Records from a data source:
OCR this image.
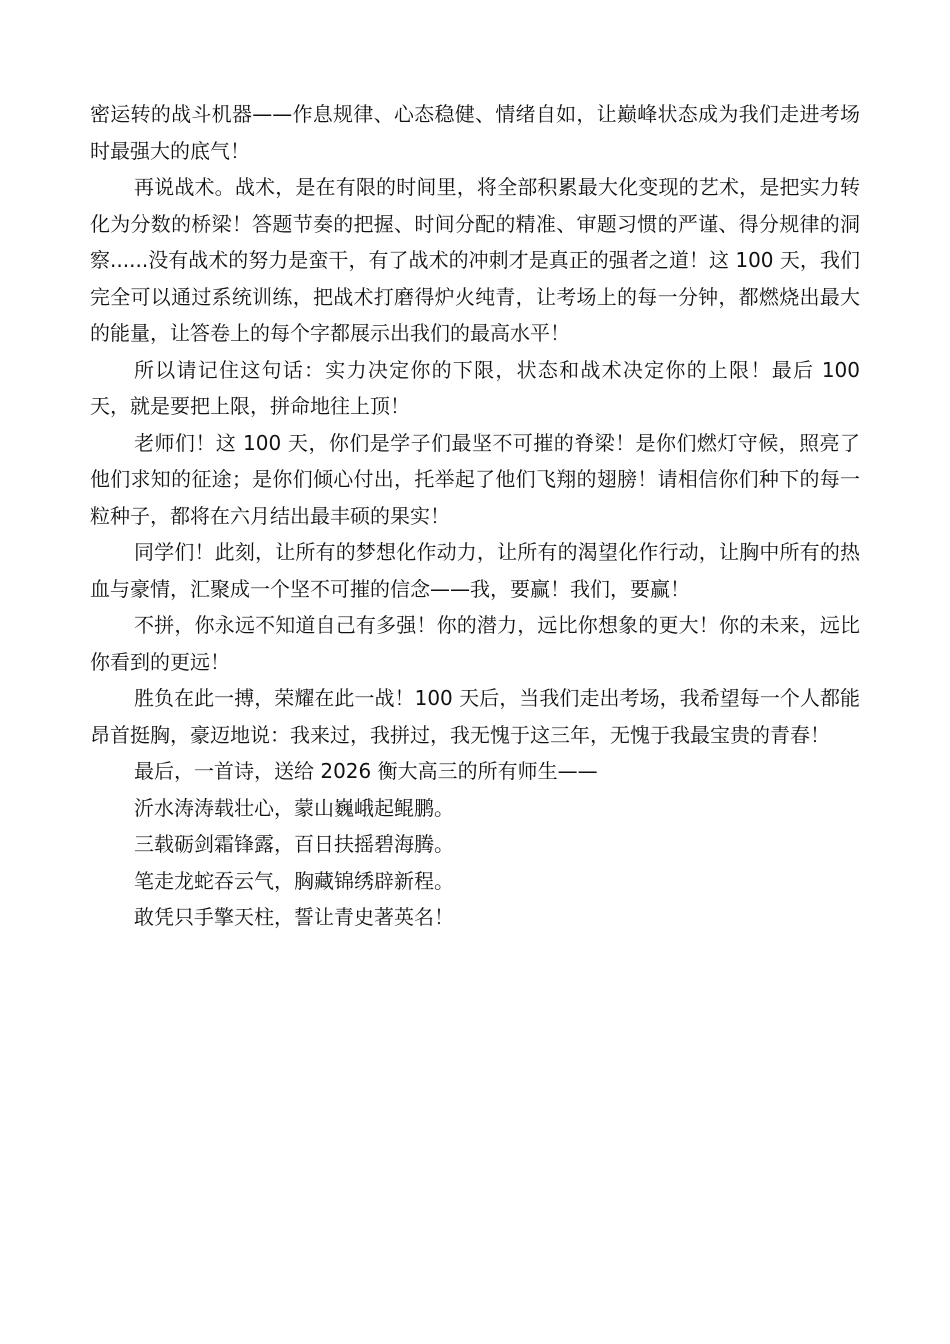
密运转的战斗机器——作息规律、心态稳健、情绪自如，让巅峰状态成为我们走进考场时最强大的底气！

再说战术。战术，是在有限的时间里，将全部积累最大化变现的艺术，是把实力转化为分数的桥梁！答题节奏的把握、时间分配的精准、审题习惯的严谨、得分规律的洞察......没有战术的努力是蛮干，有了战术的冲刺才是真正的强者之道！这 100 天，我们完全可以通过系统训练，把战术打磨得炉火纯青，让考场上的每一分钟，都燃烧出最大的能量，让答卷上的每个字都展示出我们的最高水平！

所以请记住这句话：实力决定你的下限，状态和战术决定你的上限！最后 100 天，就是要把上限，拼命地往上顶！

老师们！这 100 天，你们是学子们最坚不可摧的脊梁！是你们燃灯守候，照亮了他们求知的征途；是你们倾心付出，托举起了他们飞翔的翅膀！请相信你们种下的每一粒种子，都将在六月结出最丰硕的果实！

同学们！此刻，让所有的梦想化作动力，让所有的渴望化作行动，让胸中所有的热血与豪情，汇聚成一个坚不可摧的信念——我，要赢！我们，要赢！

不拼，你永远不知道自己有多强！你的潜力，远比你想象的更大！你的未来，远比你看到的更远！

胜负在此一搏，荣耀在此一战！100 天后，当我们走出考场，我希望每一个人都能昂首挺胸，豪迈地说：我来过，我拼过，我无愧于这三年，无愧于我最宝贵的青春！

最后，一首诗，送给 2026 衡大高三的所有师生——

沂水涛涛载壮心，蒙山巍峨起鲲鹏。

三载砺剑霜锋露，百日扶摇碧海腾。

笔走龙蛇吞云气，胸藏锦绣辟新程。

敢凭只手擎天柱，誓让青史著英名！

## EXERCISE DESCRIPTION
Write the material out again exactly as it appears, dropping the pictures.

## COMPLETE OUTPUT
OCR this image.
密运转的战斗机器——作息规律、心态稳健、情绪自如，让巅峰状态成为我们走进考场时最强大的底气！

再说战术。战术，是在有限的时间里，将全部积累最大化变现的艺术，是把实力转化为分数的桥梁！答题节奏的把握、时间分配的精准、审题习惯的严谨、得分规律的洞察......没有战术的努力是蛮干，有了战术的冲刺才是真正的强者之道！这 100 天，我们完全可以通过系统训练，把战术打磨得炉火纯青，让考场上的每一分钟，都燃烧出最大的能量，让答卷上的每个字都展示出我们的最高水平！

所以请记住这句话：实力决定你的下限，状态和战术决定你的上限！最后 100 天，就是要把上限，拼命地往上顶！

老师们！这 100 天，你们是学子们最坚不可摧的脊梁！是你们燃灯守候，照亮了他们求知的征途；是你们倾心付出，托举起了他们飞翔的翅膀！请相信你们种下的每一粒种子，都将在六月结出最丰硕的果实！

同学们！此刻，让所有的梦想化作动力，让所有的渴望化作行动，让胸中所有的热血与豪情，汇聚成一个坚不可摧的信念——我，要赢！我们，要赢！

不拼，你永远不知道自己有多强！你的潜力，远比你想象的更大！你的未来，远比你看到的更远！

胜负在此一搏，荣耀在此一战！100 天后，当我们走出考场，我希望每一个人都能昂首挺胸，豪迈地说：我来过，我拼过，我无愧于这三年，无愧于我最宝贵的青春！

最后，一首诗，送给 2026 衡大高三的所有师生——

沂水涛涛载壮心，蒙山巍峨起鲲鹏。

三载砺剑霜锋露，百日扶摇碧海腾。

笔走龙蛇吞云气，胸藏锦绣辟新程。

敢凭只手擎天柱，誓让青史著英名！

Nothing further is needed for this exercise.